• _STATED EXERCISE_:
Note how many lines contain "英ポンド" and give that number, with nothing else.

• _INPUT ROWS_:
————

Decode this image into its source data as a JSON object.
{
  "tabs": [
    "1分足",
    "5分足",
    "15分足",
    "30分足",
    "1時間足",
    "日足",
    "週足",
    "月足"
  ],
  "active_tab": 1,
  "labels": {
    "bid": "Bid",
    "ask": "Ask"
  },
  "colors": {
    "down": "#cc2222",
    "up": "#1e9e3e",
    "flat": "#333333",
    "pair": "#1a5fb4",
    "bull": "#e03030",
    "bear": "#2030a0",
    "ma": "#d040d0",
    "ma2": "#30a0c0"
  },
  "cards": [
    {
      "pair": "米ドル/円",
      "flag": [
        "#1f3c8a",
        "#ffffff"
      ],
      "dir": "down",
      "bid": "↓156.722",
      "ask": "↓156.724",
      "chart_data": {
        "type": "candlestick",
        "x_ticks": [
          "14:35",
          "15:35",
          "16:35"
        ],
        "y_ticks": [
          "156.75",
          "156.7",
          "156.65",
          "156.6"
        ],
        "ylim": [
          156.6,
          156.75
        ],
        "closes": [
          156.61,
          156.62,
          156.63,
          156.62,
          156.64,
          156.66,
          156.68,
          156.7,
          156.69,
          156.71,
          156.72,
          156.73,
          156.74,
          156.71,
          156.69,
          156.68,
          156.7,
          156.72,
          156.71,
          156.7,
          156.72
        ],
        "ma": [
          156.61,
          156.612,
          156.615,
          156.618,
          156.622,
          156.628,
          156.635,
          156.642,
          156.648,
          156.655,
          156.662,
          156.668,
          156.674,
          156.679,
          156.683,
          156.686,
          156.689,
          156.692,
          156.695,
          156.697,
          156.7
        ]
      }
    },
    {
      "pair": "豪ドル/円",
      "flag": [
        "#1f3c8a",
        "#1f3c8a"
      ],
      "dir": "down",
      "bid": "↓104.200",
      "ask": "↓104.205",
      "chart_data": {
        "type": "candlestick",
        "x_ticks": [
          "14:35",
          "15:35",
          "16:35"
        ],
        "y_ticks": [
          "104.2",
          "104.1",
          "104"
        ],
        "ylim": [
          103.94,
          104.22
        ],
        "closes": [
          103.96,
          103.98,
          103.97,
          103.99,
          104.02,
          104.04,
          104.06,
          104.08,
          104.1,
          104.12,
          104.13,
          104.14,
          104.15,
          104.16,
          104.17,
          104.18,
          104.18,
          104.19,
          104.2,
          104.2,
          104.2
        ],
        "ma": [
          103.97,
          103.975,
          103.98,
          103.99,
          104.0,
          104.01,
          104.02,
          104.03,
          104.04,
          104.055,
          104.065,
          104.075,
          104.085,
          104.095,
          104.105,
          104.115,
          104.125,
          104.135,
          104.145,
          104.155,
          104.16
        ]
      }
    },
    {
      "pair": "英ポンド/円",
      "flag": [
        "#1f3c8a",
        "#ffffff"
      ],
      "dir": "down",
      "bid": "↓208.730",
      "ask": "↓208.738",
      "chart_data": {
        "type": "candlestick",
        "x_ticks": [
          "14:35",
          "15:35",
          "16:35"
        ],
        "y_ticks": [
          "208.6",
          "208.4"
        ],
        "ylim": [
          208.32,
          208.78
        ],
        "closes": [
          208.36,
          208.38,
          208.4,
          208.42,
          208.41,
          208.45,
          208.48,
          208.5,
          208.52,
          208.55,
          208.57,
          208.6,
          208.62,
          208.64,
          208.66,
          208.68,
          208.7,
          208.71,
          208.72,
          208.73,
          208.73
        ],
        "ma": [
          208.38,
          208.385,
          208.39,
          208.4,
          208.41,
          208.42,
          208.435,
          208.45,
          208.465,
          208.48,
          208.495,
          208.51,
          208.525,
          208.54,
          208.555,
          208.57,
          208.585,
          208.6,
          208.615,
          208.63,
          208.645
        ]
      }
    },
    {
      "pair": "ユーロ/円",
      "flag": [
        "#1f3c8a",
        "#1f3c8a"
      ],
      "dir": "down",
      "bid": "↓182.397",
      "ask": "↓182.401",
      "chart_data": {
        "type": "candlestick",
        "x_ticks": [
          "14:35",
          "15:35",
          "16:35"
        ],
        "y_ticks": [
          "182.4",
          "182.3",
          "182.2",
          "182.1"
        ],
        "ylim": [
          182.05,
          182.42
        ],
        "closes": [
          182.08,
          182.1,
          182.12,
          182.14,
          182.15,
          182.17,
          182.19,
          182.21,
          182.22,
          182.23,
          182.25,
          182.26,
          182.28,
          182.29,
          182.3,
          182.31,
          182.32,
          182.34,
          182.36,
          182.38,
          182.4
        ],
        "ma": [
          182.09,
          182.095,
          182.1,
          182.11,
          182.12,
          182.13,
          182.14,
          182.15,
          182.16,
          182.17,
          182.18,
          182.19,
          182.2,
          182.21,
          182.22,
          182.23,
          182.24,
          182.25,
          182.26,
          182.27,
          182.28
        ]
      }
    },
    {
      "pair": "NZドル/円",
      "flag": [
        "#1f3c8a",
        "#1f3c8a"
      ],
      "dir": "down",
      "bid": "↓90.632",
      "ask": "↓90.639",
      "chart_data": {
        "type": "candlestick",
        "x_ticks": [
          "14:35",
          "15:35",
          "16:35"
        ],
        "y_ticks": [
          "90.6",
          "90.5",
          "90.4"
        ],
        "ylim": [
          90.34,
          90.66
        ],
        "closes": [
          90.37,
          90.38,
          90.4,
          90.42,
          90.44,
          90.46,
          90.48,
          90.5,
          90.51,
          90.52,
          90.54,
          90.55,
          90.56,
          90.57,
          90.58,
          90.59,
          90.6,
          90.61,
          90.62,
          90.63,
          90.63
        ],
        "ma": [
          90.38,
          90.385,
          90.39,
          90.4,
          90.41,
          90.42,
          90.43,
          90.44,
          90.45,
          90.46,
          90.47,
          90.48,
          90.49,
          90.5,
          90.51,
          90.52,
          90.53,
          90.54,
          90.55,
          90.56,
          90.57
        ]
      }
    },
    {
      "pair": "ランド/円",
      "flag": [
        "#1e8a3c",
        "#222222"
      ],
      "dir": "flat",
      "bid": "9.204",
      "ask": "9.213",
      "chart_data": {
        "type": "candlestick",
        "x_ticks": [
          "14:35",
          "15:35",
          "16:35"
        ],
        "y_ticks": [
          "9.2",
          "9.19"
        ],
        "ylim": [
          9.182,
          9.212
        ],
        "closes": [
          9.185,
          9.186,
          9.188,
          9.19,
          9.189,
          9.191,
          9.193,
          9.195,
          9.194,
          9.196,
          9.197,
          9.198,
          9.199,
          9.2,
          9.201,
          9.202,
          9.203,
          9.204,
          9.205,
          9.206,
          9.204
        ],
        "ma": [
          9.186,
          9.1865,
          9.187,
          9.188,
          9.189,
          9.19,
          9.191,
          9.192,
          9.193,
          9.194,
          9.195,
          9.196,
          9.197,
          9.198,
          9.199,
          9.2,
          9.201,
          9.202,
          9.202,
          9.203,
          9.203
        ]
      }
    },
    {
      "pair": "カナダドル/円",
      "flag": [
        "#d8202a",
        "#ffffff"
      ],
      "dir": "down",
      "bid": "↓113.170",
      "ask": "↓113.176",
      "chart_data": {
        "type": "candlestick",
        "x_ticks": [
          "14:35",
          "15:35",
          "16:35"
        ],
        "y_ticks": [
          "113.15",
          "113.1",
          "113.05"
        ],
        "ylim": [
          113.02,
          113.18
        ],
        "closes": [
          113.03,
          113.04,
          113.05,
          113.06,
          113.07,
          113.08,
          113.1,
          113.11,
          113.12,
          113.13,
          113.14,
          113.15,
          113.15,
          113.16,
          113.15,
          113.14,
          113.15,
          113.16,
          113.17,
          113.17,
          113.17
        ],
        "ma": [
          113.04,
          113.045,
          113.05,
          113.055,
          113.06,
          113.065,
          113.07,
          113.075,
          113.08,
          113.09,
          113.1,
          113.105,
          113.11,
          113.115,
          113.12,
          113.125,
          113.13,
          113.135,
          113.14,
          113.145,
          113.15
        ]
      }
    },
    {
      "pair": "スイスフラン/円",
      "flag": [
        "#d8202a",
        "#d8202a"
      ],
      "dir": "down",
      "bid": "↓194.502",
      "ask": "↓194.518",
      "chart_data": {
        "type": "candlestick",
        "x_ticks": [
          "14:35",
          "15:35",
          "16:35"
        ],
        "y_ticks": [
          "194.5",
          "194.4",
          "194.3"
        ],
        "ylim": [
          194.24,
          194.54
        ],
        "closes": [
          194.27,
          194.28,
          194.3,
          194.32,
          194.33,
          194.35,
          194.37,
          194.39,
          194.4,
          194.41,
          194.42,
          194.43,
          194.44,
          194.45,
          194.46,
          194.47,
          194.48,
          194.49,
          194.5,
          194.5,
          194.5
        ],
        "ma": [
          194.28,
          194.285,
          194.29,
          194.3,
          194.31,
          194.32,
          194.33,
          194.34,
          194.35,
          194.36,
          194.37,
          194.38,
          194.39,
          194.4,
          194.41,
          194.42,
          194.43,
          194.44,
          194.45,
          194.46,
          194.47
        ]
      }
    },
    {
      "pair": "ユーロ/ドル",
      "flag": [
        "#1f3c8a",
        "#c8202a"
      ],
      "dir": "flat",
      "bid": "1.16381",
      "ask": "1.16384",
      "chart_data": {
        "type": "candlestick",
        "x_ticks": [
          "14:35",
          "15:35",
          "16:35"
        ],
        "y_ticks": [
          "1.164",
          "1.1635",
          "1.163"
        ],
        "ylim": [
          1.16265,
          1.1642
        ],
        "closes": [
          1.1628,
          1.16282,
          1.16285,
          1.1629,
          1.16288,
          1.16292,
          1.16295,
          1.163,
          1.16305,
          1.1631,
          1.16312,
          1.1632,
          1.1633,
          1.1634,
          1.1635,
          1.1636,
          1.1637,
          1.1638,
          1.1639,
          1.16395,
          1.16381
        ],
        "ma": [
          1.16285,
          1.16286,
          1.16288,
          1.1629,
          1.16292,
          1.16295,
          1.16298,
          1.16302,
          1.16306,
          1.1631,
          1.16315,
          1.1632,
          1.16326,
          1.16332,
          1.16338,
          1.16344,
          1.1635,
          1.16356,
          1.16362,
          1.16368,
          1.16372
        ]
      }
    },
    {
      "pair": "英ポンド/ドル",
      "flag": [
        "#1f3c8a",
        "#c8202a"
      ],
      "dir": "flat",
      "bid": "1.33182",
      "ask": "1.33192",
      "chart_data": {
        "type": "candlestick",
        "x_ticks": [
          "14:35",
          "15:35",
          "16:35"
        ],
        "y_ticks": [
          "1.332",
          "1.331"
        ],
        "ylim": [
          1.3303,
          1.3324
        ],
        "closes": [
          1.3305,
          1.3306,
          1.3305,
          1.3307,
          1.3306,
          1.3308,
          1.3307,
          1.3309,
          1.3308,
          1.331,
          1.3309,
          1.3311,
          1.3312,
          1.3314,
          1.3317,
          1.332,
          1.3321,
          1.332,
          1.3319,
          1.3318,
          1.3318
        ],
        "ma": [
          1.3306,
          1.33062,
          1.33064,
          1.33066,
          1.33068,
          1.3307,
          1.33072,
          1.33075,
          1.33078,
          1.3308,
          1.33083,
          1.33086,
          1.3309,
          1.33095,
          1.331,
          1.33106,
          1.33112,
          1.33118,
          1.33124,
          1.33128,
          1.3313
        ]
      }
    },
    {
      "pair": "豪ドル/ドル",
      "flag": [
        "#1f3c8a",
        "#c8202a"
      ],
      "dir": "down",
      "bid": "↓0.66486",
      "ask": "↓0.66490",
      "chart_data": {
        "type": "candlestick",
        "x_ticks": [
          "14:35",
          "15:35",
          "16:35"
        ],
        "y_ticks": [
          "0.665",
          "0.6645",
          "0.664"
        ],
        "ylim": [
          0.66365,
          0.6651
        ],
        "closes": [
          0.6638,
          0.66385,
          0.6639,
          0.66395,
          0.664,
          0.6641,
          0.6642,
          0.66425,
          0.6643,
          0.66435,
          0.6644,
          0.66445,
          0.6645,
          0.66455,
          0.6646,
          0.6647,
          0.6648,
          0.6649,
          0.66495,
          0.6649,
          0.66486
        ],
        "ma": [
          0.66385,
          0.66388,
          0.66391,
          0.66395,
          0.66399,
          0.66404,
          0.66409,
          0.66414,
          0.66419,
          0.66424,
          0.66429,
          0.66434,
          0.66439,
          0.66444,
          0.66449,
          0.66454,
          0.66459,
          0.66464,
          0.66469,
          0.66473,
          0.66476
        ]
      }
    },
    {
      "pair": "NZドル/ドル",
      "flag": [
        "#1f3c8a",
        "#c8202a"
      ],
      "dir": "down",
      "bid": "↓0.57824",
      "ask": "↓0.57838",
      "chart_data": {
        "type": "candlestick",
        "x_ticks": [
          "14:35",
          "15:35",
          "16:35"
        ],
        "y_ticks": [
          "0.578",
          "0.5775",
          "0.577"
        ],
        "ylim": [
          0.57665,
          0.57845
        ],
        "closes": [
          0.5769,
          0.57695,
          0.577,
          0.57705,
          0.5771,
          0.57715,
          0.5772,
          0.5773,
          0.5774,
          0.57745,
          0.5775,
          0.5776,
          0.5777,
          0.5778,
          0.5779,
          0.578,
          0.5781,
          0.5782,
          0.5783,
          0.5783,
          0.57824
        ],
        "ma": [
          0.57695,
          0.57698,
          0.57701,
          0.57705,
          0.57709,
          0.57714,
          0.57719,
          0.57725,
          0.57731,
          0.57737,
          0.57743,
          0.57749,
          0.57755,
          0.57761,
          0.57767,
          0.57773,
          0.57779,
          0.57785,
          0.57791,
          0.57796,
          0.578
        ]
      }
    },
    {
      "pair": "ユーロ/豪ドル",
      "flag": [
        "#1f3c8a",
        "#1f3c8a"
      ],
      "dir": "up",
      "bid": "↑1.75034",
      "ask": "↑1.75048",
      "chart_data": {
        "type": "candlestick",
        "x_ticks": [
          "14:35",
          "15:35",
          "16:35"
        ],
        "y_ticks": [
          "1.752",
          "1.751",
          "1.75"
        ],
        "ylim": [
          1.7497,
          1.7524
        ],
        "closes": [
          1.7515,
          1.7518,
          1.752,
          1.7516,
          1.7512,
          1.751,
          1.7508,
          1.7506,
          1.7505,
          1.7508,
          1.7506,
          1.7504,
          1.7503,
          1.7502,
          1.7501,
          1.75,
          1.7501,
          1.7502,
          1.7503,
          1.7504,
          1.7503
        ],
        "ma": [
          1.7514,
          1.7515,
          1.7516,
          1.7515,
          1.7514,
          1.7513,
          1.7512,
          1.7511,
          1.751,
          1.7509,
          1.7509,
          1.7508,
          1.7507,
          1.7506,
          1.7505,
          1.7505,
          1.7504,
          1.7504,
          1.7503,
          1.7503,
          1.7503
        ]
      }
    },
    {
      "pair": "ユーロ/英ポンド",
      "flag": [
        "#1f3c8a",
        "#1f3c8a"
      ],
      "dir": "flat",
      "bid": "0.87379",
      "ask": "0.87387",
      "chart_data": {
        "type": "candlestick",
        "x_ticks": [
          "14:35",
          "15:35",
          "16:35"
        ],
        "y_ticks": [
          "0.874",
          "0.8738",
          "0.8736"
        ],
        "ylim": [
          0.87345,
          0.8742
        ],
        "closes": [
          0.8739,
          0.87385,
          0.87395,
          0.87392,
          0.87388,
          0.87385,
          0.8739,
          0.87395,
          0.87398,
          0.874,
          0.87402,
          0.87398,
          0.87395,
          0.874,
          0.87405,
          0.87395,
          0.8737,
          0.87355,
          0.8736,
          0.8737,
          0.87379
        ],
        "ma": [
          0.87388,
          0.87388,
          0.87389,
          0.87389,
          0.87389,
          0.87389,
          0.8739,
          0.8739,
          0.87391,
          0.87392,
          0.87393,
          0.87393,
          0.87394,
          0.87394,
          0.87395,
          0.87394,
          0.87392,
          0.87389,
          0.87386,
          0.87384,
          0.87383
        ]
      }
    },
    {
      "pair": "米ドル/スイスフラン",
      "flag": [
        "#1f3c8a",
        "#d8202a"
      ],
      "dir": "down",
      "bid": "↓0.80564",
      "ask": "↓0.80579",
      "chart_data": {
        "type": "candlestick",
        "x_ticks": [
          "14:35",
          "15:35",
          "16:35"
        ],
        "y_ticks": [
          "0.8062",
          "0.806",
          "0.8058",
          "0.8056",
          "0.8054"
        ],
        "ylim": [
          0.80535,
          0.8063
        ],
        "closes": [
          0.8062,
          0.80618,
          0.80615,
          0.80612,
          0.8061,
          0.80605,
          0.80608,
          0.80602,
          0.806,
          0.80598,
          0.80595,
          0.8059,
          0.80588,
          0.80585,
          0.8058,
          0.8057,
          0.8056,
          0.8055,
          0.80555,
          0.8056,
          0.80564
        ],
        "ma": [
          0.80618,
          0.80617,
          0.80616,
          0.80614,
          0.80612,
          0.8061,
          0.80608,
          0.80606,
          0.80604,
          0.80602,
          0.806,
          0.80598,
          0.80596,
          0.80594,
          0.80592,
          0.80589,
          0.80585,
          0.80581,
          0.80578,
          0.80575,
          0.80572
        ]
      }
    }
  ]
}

————

• _TASK SOLUTION_:
3